**SET PROBLEM:** The entries below are to be written out again without alteration.
* begin PROVIDED RECORDS *
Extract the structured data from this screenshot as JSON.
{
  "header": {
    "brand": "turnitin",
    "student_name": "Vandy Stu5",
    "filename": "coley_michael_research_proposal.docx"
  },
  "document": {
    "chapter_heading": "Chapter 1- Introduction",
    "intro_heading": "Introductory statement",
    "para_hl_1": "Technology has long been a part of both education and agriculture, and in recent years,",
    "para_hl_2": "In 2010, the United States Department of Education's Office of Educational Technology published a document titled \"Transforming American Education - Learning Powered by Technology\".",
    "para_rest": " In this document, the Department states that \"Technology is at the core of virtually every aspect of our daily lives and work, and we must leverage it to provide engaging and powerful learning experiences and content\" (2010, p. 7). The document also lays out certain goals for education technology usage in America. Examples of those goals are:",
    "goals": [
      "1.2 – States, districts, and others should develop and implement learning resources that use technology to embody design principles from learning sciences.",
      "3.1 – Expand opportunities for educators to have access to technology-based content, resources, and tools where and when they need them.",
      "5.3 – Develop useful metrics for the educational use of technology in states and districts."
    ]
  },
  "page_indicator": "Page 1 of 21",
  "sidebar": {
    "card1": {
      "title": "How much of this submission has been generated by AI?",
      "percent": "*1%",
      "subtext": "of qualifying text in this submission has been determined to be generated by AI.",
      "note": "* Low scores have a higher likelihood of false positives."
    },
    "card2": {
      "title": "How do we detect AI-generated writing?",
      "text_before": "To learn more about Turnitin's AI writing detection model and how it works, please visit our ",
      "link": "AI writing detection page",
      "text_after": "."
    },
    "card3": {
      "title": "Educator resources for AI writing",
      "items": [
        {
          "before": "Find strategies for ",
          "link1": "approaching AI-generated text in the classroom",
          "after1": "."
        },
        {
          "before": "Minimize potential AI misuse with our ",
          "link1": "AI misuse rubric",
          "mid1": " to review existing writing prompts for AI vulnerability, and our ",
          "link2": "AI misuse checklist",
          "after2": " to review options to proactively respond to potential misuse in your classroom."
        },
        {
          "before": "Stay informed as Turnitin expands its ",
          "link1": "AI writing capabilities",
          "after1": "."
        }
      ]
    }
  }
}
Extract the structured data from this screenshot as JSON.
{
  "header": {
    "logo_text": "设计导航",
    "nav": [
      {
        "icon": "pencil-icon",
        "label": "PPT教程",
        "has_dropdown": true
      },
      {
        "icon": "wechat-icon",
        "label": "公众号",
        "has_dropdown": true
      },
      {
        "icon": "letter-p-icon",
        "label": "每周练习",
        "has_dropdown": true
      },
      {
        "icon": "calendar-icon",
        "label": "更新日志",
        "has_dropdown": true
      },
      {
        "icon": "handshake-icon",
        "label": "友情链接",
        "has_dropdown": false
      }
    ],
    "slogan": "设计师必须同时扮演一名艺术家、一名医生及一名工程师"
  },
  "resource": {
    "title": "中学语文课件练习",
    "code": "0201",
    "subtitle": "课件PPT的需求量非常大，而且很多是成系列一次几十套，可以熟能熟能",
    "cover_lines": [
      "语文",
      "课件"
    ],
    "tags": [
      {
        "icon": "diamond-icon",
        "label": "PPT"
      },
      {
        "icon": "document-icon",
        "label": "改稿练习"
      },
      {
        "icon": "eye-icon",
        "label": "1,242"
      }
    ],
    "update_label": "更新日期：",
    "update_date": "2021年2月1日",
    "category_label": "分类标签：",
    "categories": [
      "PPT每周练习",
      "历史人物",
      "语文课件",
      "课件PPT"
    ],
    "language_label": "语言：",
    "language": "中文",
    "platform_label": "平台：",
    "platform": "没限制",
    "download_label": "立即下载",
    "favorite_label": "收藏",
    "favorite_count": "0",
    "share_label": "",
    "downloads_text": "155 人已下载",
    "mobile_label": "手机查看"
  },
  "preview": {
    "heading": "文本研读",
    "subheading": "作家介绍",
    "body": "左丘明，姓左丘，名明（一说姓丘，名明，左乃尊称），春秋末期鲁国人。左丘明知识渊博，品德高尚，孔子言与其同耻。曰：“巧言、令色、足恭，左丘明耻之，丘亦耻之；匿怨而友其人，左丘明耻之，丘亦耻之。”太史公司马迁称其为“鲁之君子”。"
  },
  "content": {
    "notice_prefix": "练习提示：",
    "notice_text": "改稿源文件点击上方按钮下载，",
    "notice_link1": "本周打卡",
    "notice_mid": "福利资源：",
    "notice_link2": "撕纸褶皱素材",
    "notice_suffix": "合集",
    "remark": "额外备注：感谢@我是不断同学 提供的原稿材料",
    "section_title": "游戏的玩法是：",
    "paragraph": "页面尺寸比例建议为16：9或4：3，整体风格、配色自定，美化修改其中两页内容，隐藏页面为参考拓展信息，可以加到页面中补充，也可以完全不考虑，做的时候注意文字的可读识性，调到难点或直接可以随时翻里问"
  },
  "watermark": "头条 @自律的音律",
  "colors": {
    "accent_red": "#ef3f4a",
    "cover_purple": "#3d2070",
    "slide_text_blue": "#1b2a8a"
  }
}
* end PROVIDED RECORDS *
**FULL OUTPUT:**
Extract the structured data from this screenshot as JSON.
{
  "header": {
    "brand": "turnitin",
    "student_name": "Vandy Stu5",
    "filename": "coley_michael_research_proposal.docx"
  },
  "document": {
    "chapter_heading": "Chapter 1- Introduction",
    "intro_heading": "Introductory statement",
    "para_hl_1": "Technology has long been a part of both education and agriculture, and in recent years,",
    "para_hl_2": "In 2010, the United States Department of Education's Office of Educational Technology published a document titled \"Transforming American Education - Learning Powered by Technology\".",
    "para_rest": " In this document, the Department states that \"Technology is at the core of virtually every aspect of our daily lives and work, and we must leverage it to provide engaging and powerful learning experiences and content\" (2010, p. 7). The document also lays out certain goals for education technology usage in America. Examples of those goals are:",
    "goals": [
      "1.2 – States, districts, and others should develop and implement learning resources that use technology to embody design principles from learning sciences.",
      "3.1 – Expand opportunities for educators to have access to technology-based content, resources, and tools where and when they need them.",
      "5.3 – Develop useful metrics for the educational use of technology in states and districts."
    ]
  },
  "page_indicator": "Page 1 of 21",
  "sidebar": {
    "card1": {
      "title": "How much of this submission has been generated by AI?",
      "percent": "*1%",
      "subtext": "of qualifying text in this submission has been determined to be generated by AI.",
      "note": "* Low scores have a higher likelihood of false positives."
    },
    "card2": {
      "title": "How do we detect AI-generated writing?",
      "text_before": "To learn more about Turnitin's AI writing detection model and how it works, please visit our ",
      "link": "AI writing detection page",
      "text_after": "."
    },
    "card3": {
      "title": "Educator resources for AI writing",
      "items": [
        {
          "before": "Find strategies for ",
          "link1": "approaching AI-generated text in the classroom",
          "after1": "."
        },
        {
          "before": "Minimize potential AI misuse with our ",
          "link1": "AI misuse rubric",
          "mid1": " to review existing writing prompts for AI vulnerability, and our ",
          "link2": "AI misuse checklist",
          "after2": " to review options to proactively respond to potential misuse in your classroom."
        },
        {
          "before": "Stay informed as Turnitin expands its ",
          "link1": "AI writing capabilities",
          "after1": "."
        }
      ]
    }
  }
}
Extract the structured data from this screenshot as JSON.
{
  "header": {
    "logo_text": "设计导航",
    "nav": [
      {
        "icon": "pencil-icon",
        "label": "PPT教程",
        "has_dropdown": true
      },
      {
        "icon": "wechat-icon",
        "label": "公众号",
        "has_dropdown": true
      },
      {
        "icon": "letter-p-icon",
        "label": "每周练习",
        "has_dropdown": true
      },
      {
        "icon": "calendar-icon",
        "label": "更新日志",
        "has_dropdown": true
      },
      {
        "icon": "handshake-icon",
        "label": "友情链接",
        "has_dropdown": false
      }
    ],
    "slogan": "设计师必须同时扮演一名艺术家、一名医生及一名工程师"
  },
  "resource": {
    "title": "中学语文课件练习",
    "code": "0201",
    "subtitle": "课件PPT的需求量非常大，而且很多是成系列一次几十套，可以熟能熟能",
    "cover_lines": [
      "语文",
      "课件"
    ],
    "tags": [
      {
        "icon": "diamond-icon",
        "label": "PPT"
      },
      {
        "icon": "document-icon",
        "label": "改稿练习"
      },
      {
        "icon": "eye-icon",
        "label": "1,242"
      }
    ],
    "update_label": "更新日期：",
    "update_date": "2021年2月1日",
    "category_label": "分类标签：",
    "categories": [
      "PPT每周练习",
      "历史人物",
      "语文课件",
      "课件PPT"
    ],
    "language_label": "语言：",
    "language": "中文",
    "platform_label": "平台：",
    "platform": "没限制",
    "download_label": "立即下载",
    "favorite_label": "收藏",
    "favorite_count": "0",
    "share_label": "",
    "downloads_text": "155 人已下载",
    "mobile_label": "手机查看"
  },
  "preview": {
    "heading": "文本研读",
    "subheading": "作家介绍",
    "body": "左丘明，姓左丘，名明（一说姓丘，名明，左乃尊称），春秋末期鲁国人。左丘明知识渊博，品德高尚，孔子言与其同耻。曰：“巧言、令色、足恭，左丘明耻之，丘亦耻之；匿怨而友其人，左丘明耻之，丘亦耻之。”太史公司马迁称其为“鲁之君子”。"
  },
  "content": {
    "notice_prefix": "练习提示：",
    "notice_text": "改稿源文件点击上方按钮下载，",
    "notice_link1": "本周打卡",
    "notice_mid": "福利资源：",
    "notice_link2": "撕纸褶皱素材",
    "notice_suffix": "合集",
    "remark": "额外备注：感谢@我是不断同学 提供的原稿材料",
    "section_title": "游戏的玩法是：",
    "paragraph": "页面尺寸比例建议为16：9或4：3，整体风格、配色自定，美化修改其中两页内容，隐藏页面为参考拓展信息，可以加到页面中补充，也可以完全不考虑，做的时候注意文字的可读识性，调到难点或直接可以随时翻里问"
  },
  "watermark": "头条 @自律的音律",
  "colors": {
    "accent_red": "#ef3f4a",
    "cover_purple": "#3d2070",
    "slide_text_blue": "#1b2a8a"
  }
}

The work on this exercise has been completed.